── Given entries

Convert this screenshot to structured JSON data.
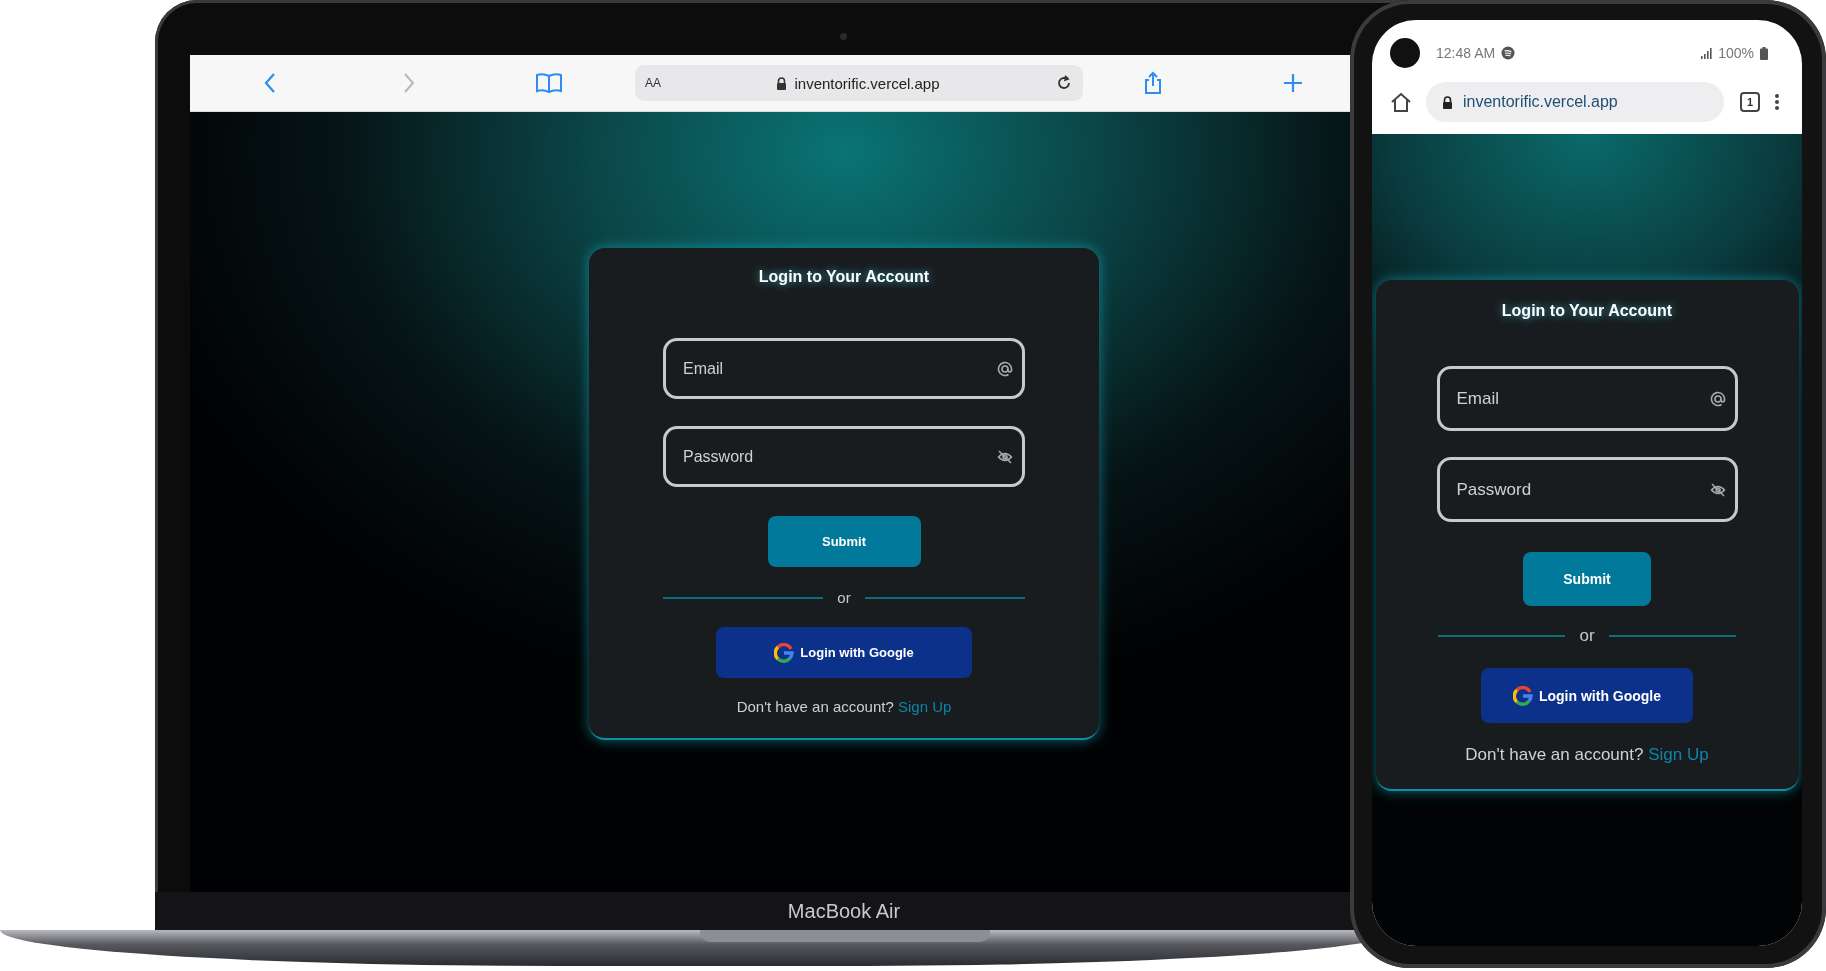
{
  "laptop": {
    "browser": {
      "text_size_button": "AA",
      "address": "inventorific.vercel.app"
    },
    "login": {
      "title": "Login to Your Account",
      "fields": [
        {
          "kind": "email",
          "placeholder": "Email"
        },
        {
          "kind": "password",
          "placeholder": "Password"
        }
      ],
      "submit": "Submit",
      "divider": "or",
      "google_button": "Login with Google",
      "signup_prompt": "Don't have an account?",
      "signup_link": "Sign Up"
    },
    "label": "MacBook Air"
  },
  "phone": {
    "status_bar": {
      "time": "12:48 AM",
      "battery": "100%"
    },
    "browser": {
      "address": "inventorific.vercel.app",
      "tab_count": "1"
    },
    "login": {
      "title": "Login to Your Account",
      "fields": [
        {
          "kind": "email",
          "placeholder": "Email"
        },
        {
          "kind": "password",
          "placeholder": "Password"
        }
      ],
      "submit": "Submit",
      "divider": "or",
      "google_button": "Login with Google",
      "signup_prompt": "Don't have an account?",
      "signup_link": "Sign Up"
    }
  }
}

────

=== To do ===
Each entry should be repeated exactly as it appears; the pictures stay out.

=== Answer to the task ===
Convert this screenshot to structured JSON data.
{
  "laptop": {
    "browser": {
      "text_size_button": "AA",
      "address": "inventorific.vercel.app"
    },
    "login": {
      "title": "Login to Your Account",
      "fields": [
        {
          "kind": "email",
          "placeholder": "Email"
        },
        {
          "kind": "password",
          "placeholder": "Password"
        }
      ],
      "submit": "Submit",
      "divider": "or",
      "google_button": "Login with Google",
      "signup_prompt": "Don't have an account?",
      "signup_link": "Sign Up"
    },
    "label": "MacBook Air"
  },
  "phone": {
    "status_bar": {
      "time": "12:48 AM",
      "battery": "100%"
    },
    "browser": {
      "address": "inventorific.vercel.app",
      "tab_count": "1"
    },
    "login": {
      "title": "Login to Your Account",
      "fields": [
        {
          "kind": "email",
          "placeholder": "Email"
        },
        {
          "kind": "password",
          "placeholder": "Password"
        }
      ],
      "submit": "Submit",
      "divider": "or",
      "google_button": "Login with Google",
      "signup_prompt": "Don't have an account?",
      "signup_link": "Sign Up"
    }
  }
}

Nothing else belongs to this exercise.